▸ Stored records
+--
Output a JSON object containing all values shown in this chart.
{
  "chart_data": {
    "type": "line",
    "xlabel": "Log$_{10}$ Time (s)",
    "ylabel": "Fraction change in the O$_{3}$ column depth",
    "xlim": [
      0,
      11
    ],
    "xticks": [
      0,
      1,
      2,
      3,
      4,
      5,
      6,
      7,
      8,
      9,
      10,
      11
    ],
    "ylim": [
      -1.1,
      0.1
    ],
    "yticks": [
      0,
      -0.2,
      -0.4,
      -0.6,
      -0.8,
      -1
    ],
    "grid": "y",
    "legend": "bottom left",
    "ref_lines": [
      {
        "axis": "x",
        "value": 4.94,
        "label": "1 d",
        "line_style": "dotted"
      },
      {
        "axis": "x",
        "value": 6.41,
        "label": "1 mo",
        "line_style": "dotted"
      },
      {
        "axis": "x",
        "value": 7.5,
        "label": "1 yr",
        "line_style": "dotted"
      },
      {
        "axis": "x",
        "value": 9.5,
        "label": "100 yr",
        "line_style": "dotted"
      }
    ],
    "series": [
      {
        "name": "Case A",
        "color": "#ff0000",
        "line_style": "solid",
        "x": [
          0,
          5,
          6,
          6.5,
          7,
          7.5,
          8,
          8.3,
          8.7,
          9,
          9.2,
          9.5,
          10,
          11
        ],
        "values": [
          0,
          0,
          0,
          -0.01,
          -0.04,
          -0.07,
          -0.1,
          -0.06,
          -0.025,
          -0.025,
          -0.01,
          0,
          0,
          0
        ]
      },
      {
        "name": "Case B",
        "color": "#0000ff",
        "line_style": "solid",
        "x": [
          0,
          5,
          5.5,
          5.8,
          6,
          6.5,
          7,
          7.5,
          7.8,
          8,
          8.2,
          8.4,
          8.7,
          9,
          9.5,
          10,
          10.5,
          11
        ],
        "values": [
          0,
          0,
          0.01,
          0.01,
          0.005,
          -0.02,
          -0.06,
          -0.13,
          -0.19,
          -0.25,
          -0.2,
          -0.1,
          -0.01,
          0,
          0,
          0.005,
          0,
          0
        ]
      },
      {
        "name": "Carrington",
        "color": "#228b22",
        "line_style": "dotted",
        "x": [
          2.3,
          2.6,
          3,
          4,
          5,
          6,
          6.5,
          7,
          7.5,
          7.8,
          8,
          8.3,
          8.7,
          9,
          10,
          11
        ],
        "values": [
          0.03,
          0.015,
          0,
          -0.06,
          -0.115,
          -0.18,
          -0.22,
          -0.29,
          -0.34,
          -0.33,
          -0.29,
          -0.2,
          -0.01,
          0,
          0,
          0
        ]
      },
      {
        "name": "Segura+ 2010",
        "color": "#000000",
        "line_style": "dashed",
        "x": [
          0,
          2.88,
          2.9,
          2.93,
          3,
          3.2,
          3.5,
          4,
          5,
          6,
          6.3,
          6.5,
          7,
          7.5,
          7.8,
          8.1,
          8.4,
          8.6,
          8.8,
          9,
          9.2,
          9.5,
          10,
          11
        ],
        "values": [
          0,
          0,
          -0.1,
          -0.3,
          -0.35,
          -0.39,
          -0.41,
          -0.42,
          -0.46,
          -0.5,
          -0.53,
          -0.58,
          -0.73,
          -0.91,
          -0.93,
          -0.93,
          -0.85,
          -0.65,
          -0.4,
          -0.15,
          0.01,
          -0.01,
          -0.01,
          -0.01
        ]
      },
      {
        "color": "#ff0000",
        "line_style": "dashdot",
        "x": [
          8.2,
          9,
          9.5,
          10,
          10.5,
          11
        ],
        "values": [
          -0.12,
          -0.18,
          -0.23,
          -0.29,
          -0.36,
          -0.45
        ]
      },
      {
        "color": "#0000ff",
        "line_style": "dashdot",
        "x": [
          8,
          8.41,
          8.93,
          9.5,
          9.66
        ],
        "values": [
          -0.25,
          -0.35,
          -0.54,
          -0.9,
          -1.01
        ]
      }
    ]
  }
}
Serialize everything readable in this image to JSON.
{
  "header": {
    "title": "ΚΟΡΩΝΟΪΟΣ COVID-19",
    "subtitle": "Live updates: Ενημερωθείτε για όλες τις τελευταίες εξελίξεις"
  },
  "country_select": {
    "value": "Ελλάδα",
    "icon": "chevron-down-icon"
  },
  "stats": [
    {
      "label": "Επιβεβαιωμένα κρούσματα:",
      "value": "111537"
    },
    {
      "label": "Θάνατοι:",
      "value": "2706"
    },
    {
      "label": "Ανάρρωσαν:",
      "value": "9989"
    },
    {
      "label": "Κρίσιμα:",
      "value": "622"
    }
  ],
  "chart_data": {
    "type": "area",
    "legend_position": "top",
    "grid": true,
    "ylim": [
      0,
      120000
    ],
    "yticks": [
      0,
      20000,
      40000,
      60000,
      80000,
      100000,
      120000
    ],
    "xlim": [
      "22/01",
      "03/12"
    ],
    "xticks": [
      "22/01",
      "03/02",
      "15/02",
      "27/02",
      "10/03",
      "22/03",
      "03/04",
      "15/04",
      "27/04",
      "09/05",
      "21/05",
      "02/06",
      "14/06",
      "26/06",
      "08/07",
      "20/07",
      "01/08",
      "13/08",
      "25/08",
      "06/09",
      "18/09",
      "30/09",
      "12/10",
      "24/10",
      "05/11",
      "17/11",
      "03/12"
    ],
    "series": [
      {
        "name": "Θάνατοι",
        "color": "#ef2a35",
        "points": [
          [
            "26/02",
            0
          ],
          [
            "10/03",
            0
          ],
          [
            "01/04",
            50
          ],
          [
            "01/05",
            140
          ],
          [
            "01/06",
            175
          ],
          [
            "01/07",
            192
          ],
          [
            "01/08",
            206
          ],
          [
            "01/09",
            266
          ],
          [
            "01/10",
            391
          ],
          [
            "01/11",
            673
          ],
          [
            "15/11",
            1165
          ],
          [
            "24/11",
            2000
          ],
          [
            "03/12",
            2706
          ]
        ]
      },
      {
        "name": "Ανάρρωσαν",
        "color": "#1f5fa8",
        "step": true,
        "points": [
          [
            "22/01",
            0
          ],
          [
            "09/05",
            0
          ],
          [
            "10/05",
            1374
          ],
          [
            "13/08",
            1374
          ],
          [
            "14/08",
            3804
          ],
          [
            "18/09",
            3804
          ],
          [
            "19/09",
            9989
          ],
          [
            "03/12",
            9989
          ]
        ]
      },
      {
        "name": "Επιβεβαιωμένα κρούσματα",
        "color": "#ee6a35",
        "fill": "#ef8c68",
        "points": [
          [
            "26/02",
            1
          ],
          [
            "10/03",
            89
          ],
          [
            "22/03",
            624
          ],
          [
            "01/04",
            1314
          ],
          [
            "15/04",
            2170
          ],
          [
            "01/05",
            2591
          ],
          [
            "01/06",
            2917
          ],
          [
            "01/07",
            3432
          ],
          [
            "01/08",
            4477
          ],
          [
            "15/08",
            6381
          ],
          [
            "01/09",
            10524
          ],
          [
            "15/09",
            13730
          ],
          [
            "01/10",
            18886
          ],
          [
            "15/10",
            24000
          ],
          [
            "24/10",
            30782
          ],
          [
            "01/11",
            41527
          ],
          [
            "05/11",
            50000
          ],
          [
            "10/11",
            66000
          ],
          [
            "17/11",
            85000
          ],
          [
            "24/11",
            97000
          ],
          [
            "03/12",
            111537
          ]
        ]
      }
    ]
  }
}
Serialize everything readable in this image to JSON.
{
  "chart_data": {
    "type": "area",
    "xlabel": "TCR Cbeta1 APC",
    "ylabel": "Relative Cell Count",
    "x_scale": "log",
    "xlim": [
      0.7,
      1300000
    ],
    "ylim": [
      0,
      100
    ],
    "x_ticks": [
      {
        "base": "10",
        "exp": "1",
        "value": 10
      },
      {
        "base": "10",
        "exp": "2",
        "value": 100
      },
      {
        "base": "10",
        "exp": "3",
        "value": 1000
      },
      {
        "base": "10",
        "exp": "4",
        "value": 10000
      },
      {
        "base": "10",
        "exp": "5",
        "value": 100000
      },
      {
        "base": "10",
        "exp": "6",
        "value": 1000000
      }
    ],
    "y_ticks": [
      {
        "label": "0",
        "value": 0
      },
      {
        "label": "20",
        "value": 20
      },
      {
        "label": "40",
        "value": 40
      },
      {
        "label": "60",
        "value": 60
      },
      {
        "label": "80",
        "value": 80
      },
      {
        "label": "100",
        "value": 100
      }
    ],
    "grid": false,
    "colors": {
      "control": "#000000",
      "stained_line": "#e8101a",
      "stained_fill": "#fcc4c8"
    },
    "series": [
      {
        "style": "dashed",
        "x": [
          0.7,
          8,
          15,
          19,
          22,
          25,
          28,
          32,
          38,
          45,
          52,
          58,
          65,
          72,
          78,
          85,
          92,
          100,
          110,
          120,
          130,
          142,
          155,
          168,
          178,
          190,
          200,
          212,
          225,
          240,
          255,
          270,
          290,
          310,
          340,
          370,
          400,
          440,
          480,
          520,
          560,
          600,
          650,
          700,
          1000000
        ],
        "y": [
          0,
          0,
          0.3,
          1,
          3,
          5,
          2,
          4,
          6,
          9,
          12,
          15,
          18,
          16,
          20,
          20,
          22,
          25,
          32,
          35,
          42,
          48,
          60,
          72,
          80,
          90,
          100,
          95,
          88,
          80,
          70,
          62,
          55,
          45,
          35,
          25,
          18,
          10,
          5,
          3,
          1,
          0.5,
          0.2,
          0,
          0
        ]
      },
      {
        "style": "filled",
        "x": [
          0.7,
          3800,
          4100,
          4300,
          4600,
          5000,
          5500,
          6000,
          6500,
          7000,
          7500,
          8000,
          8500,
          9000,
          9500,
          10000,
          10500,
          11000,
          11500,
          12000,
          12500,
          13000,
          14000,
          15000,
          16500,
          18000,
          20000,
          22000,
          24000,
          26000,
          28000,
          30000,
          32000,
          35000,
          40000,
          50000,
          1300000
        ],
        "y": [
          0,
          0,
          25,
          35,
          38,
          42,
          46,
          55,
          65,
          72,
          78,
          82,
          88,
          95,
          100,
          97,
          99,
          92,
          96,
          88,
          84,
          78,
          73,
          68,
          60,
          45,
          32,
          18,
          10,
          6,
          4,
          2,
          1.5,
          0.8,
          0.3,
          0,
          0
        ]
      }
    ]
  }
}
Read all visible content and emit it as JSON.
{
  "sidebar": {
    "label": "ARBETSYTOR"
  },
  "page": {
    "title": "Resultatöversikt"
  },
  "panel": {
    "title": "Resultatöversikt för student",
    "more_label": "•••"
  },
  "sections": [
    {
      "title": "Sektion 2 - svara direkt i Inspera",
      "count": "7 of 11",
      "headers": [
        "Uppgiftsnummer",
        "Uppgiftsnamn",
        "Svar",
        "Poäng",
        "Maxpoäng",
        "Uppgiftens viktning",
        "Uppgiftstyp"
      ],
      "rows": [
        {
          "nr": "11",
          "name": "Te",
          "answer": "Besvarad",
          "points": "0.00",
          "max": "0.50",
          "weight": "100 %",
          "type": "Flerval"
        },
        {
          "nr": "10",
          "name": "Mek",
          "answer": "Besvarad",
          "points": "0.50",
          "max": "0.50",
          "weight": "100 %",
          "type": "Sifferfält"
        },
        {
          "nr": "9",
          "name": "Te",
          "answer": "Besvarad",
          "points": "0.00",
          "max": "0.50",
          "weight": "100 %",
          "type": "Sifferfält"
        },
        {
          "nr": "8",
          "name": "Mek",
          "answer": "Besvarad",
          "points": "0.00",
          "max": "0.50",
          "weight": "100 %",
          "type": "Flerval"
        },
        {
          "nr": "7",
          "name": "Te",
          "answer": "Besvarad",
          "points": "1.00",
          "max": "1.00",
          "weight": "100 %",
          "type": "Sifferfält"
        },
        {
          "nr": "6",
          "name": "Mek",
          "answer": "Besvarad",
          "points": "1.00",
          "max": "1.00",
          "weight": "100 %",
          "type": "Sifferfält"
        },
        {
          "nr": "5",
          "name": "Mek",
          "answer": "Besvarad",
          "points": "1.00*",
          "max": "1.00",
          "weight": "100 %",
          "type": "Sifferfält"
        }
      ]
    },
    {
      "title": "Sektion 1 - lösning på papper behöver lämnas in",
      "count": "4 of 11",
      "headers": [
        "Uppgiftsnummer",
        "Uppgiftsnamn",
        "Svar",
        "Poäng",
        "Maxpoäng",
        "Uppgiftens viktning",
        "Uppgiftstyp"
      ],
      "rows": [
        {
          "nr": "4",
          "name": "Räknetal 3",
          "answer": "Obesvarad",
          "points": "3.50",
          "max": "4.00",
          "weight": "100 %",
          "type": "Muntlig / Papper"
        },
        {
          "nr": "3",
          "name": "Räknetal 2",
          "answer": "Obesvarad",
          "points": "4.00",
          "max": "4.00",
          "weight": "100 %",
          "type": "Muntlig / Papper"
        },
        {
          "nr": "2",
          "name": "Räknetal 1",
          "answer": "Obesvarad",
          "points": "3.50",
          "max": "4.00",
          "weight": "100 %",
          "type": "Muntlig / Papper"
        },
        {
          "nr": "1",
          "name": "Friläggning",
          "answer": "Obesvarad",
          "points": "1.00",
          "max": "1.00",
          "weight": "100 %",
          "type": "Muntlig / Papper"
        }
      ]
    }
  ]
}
+--
▸ Aim
State the count of lines above containing the string "xlabel", and add nothing to it.

▸ Exercise solution
2